WORKING DATA —
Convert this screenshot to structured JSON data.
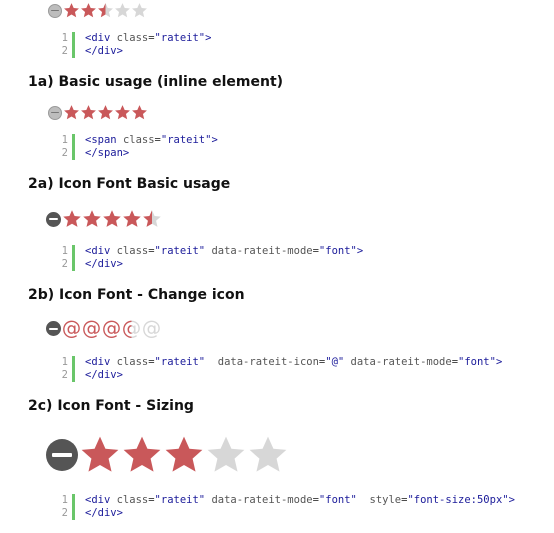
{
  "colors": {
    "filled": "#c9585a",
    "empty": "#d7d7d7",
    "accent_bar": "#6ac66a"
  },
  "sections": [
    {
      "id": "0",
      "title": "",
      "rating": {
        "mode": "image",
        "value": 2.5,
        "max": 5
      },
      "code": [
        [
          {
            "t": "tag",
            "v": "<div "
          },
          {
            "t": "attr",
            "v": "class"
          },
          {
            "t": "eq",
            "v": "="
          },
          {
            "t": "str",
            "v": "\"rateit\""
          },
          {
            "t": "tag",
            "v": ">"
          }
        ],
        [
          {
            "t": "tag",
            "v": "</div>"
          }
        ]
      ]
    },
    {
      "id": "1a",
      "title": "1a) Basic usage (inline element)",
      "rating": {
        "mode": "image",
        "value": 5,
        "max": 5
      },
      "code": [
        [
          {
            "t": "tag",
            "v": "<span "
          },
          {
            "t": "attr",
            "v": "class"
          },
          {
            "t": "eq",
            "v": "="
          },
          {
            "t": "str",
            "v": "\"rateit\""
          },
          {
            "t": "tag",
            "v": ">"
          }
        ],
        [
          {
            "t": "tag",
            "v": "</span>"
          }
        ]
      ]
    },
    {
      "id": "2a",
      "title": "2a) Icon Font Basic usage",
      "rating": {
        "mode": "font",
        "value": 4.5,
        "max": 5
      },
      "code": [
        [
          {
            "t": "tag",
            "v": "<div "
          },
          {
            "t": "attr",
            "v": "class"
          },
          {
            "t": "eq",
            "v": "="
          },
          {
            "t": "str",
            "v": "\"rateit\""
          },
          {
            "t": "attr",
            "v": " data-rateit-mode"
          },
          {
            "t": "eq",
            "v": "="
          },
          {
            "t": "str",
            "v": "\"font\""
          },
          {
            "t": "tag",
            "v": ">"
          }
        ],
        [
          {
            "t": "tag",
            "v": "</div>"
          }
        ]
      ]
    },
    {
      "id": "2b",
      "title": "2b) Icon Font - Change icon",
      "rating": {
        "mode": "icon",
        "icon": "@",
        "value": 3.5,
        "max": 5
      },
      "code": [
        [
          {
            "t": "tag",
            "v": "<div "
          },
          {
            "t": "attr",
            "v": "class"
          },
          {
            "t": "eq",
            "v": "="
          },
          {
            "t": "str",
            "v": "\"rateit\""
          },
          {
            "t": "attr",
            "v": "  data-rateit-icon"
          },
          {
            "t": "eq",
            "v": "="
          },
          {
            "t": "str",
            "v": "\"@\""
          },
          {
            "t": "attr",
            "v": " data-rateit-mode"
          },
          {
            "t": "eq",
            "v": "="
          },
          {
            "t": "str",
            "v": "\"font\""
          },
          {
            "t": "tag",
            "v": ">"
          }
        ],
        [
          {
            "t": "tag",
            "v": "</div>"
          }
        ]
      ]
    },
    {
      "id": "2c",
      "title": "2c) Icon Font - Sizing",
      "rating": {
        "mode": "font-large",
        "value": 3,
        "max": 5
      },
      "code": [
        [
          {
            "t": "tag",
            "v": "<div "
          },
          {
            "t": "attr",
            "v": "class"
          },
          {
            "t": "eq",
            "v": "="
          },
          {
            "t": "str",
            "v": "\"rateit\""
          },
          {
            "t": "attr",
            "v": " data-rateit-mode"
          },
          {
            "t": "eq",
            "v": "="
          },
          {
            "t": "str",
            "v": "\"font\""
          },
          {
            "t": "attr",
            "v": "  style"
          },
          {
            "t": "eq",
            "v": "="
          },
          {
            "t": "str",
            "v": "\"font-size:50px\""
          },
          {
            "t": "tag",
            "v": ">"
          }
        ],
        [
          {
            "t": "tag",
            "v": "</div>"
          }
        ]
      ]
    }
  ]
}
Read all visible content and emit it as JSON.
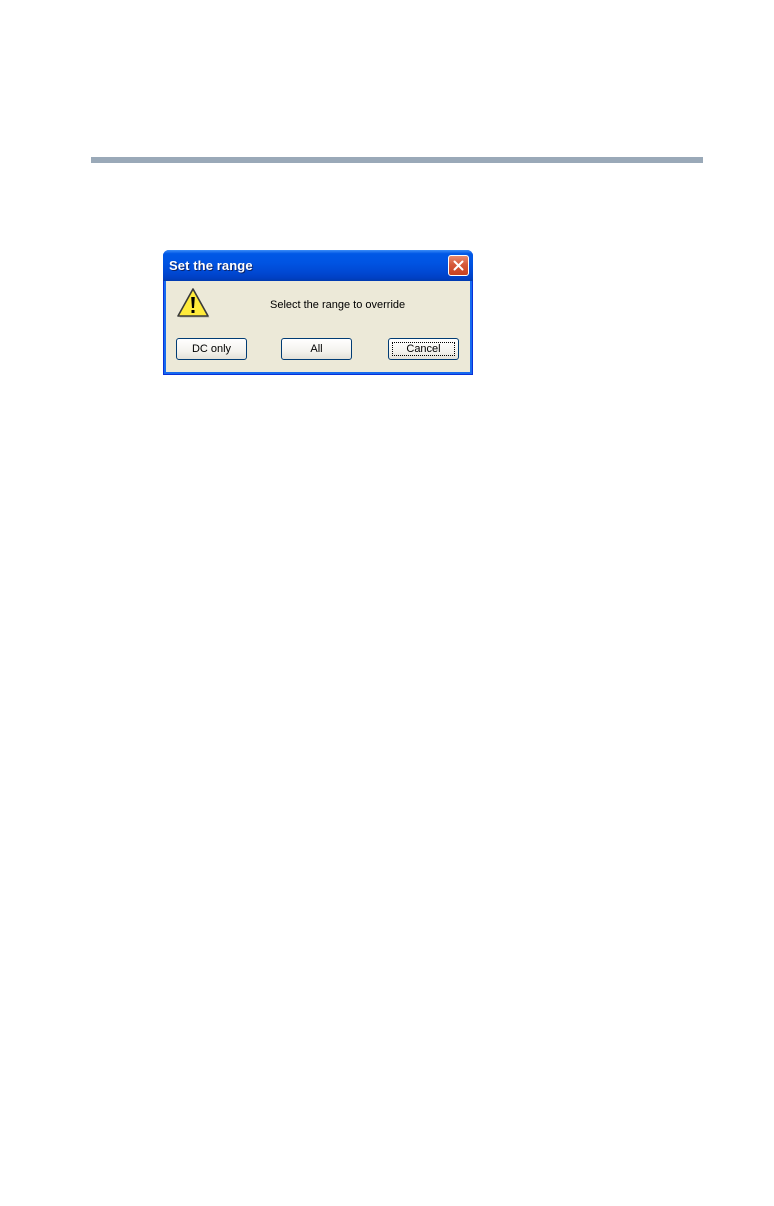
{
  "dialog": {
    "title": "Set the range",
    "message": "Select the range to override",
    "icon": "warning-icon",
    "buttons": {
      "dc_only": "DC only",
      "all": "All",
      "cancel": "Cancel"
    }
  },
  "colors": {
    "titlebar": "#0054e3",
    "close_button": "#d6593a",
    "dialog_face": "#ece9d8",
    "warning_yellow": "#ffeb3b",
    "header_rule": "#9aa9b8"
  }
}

CHALLENGE —
Quote the material in full and exactly; do not carry over its pictures.

SOLUTION FOR THIS EXERCISE —
Convert this screenshot to structured JSON data.
{
  "colors": {
    "filled": "#c9585a",
    "empty": "#d7d7d7",
    "accent_bar": "#6ac66a"
  },
  "sections": [
    {
      "id": "0",
      "title": "",
      "rating": {
        "mode": "image",
        "value": 2.5,
        "max": 5
      },
      "code": [
        [
          {
            "t": "tag",
            "v": "<div "
          },
          {
            "t": "attr",
            "v": "class"
          },
          {
            "t": "eq",
            "v": "="
          },
          {
            "t": "str",
            "v": "\"rateit\""
          },
          {
            "t": "tag",
            "v": ">"
          }
        ],
        [
          {
            "t": "tag",
            "v": "</div>"
          }
        ]
      ]
    },
    {
      "id": "1a",
      "title": "1a) Basic usage (inline element)",
      "rating": {
        "mode": "image",
        "value": 5,
        "max": 5
      },
      "code": [
        [
          {
            "t": "tag",
            "v": "<span "
          },
          {
            "t": "attr",
            "v": "class"
          },
          {
            "t": "eq",
            "v": "="
          },
          {
            "t": "str",
            "v": "\"rateit\""
          },
          {
            "t": "tag",
            "v": ">"
          }
        ],
        [
          {
            "t": "tag",
            "v": "</span>"
          }
        ]
      ]
    },
    {
      "id": "2a",
      "title": "2a) Icon Font Basic usage",
      "rating": {
        "mode": "font",
        "value": 4.5,
        "max": 5
      },
      "code": [
        [
          {
            "t": "tag",
            "v": "<div "
          },
          {
            "t": "attr",
            "v": "class"
          },
          {
            "t": "eq",
            "v": "="
          },
          {
            "t": "str",
            "v": "\"rateit\""
          },
          {
            "t": "attr",
            "v": " data-rateit-mode"
          },
          {
            "t": "eq",
            "v": "="
          },
          {
            "t": "str",
            "v": "\"font\""
          },
          {
            "t": "tag",
            "v": ">"
          }
        ],
        [
          {
            "t": "tag",
            "v": "</div>"
          }
        ]
      ]
    },
    {
      "id": "2b",
      "title": "2b) Icon Font - Change icon",
      "rating": {
        "mode": "icon",
        "icon": "@",
        "value": 3.5,
        "max": 5
      },
      "code": [
        [
          {
            "t": "tag",
            "v": "<div "
          },
          {
            "t": "attr",
            "v": "class"
          },
          {
            "t": "eq",
            "v": "="
          },
          {
            "t": "str",
            "v": "\"rateit\""
          },
          {
            "t": "attr",
            "v": "  data-rateit-icon"
          },
          {
            "t": "eq",
            "v": "="
          },
          {
            "t": "str",
            "v": "\"@\""
          },
          {
            "t": "attr",
            "v": " data-rateit-mode"
          },
          {
            "t": "eq",
            "v": "="
          },
          {
            "t": "str",
            "v": "\"font\""
          },
          {
            "t": "tag",
            "v": ">"
          }
        ],
        [
          {
            "t": "tag",
            "v": "</div>"
          }
        ]
      ]
    },
    {
      "id": "2c",
      "title": "2c) Icon Font - Sizing",
      "rating": {
        "mode": "font-large",
        "value": 3,
        "max": 5
      },
      "code": [
        [
          {
            "t": "tag",
            "v": "<div "
          },
          {
            "t": "attr",
            "v": "class"
          },
          {
            "t": "eq",
            "v": "="
          },
          {
            "t": "str",
            "v": "\"rateit\""
          },
          {
            "t": "attr",
            "v": " data-rateit-mode"
          },
          {
            "t": "eq",
            "v": "="
          },
          {
            "t": "str",
            "v": "\"font\""
          },
          {
            "t": "attr",
            "v": "  style"
          },
          {
            "t": "eq",
            "v": "="
          },
          {
            "t": "str",
            "v": "\"font-size:50px\""
          },
          {
            "t": "tag",
            "v": ">"
          }
        ],
        [
          {
            "t": "tag",
            "v": "</div>"
          }
        ]
      ]
    }
  ]
}
Read all visible content and emit it as JSON.
{
  "dialog": {
    "title": "Set the range",
    "message": "Select the range to override",
    "icon": "warning-icon",
    "buttons": {
      "dc_only": "DC only",
      "all": "All",
      "cancel": "Cancel"
    }
  },
  "colors": {
    "titlebar": "#0054e3",
    "close_button": "#d6593a",
    "dialog_face": "#ece9d8",
    "warning_yellow": "#ffeb3b",
    "header_rule": "#9aa9b8"
  }
}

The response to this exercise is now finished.